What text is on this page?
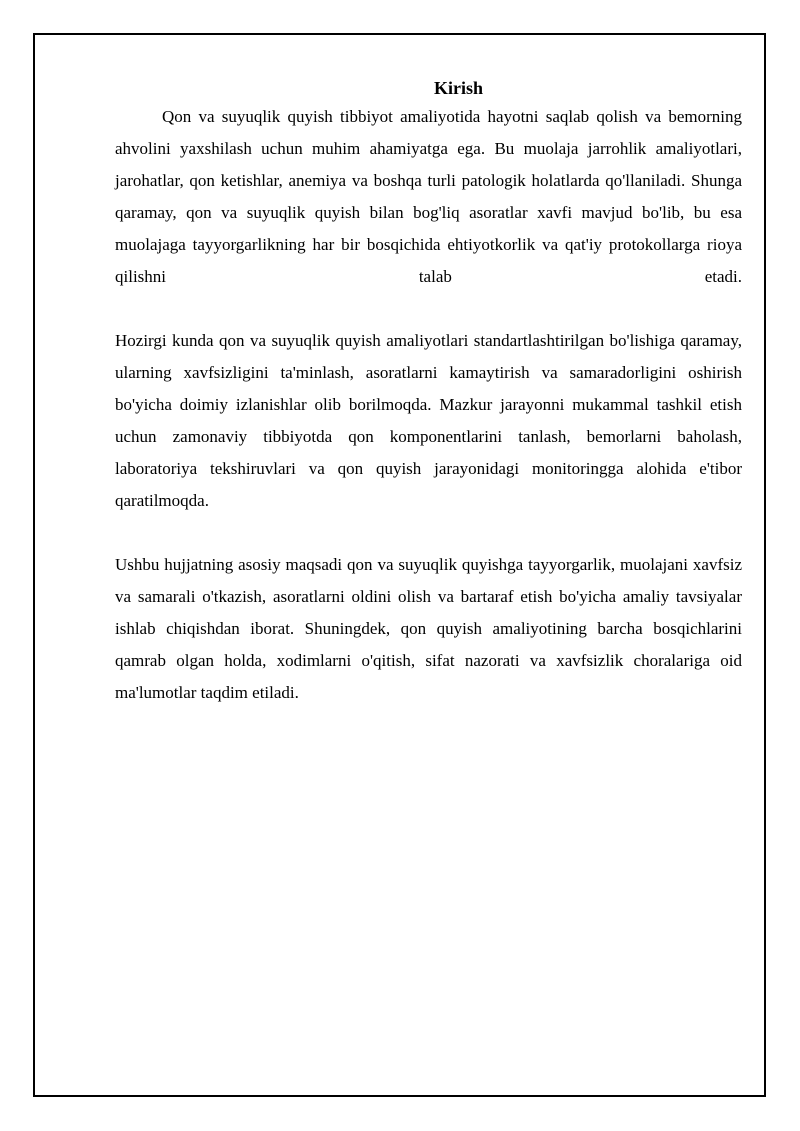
Kirish

Qon va suyuqlik quyish tibbiyot amaliyotida hayotni saqlab qolish va bemorning ahvolini yaxshilash uchun muhim ahamiyatga ega. Bu muolaja jarrohlik amaliyotlari, jarohatlar, qon ketishlar, anemiya va boshqa turli patologik holatlarda qo'llaniladi. Shunga qaramay, qon va suyuqlik quyish bilan bog'liq asoratlar xavfi mavjud bo'lib, bu esa muolajaga tayyorgarlikning har bir bosqichida ehtiyotkorlik va qat'iy protokollarga rioya qilishni talab etadi.

Hozirgi kunda qon va suyuqlik quyish amaliyotlari standartlashtirilgan bo'lishiga qaramay, ularning xavfsizligini ta'minlash, asoratlarni kamaytirish va samaradorligini oshirish bo'yicha doimiy izlanishlar olib borilmoqda. Mazkur jarayonni mukammal tashkil etish uchun zamonaviy tibbiyotda qon komponentlarini tanlash, bemorlarni baholash, laboratoriya tekshiruvlari va qon quyish jarayonidagi monitoringga alohida e'tibor qaratilmoqda.

Ushbu hujjatning asosiy maqsadi qon va suyuqlik quyishga tayyorgarlik, muolajani xavfsiz va samarali o'tkazish, asoratlarni oldini olish va bartaraf etish bo'yicha amaliy tavsiyalar ishlab chiqishdan iborat. Shuningdek, qon quyish amaliyotining barcha bosqichlarini qamrab olgan holda, xodimlarni o'qitish, sifat nazorati va xavfsizlik choralariga oid ma'lumotlar taqdim etiladi.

++++++++++++++++++++

SHORT PROBLEM: Keep the pictures out of your copy, and repeat every entry above exactly.

SOLUTION TO THIS EXERCISE:
What text is on this page?
Kirish

Qon va suyuqlik quyish tibbiyot amaliyotida hayotni saqlab qolish va bemorning ahvolini yaxshilash uchun muhim ahamiyatga ega. Bu muolaja jarrohlik amaliyotlari, jarohatlar, qon ketishlar, anemiya va boshqa turli patologik holatlarda qo'llaniladi. Shunga qaramay, qon va suyuqlik quyish bilan bog'liq asoratlar xavfi mavjud bo'lib, bu esa muolajaga tayyorgarlikning har bir bosqichida ehtiyotkorlik va qat'iy protokollarga rioya qilishni talab etadi.

Hozirgi kunda qon va suyuqlik quyish amaliyotlari standartlashtirilgan bo'lishiga qaramay, ularning xavfsizligini ta'minlash, asoratlarni kamaytirish va samaradorligini oshirish bo'yicha doimiy izlanishlar olib borilmoqda. Mazkur jarayonni mukammal tashkil etish uchun zamonaviy tibbiyotda qon komponentlarini tanlash, bemorlarni baholash, laboratoriya tekshiruvlari va qon quyish jarayonidagi monitoringga alohida e'tibor qaratilmoqda.

Ushbu hujjatning asosiy maqsadi qon va suyuqlik quyishga tayyorgarlik, muolajani xavfsiz va samarali o'tkazish, asoratlarni oldini olish va bartaraf etish bo'yicha amaliy tavsiyalar ishlab chiqishdan iborat. Shuningdek, qon quyish amaliyotining barcha bosqichlarini qamrab olgan holda, xodimlarni o'qitish, sifat nazorati va xavfsizlik choralariga oid ma'lumotlar taqdim etiladi.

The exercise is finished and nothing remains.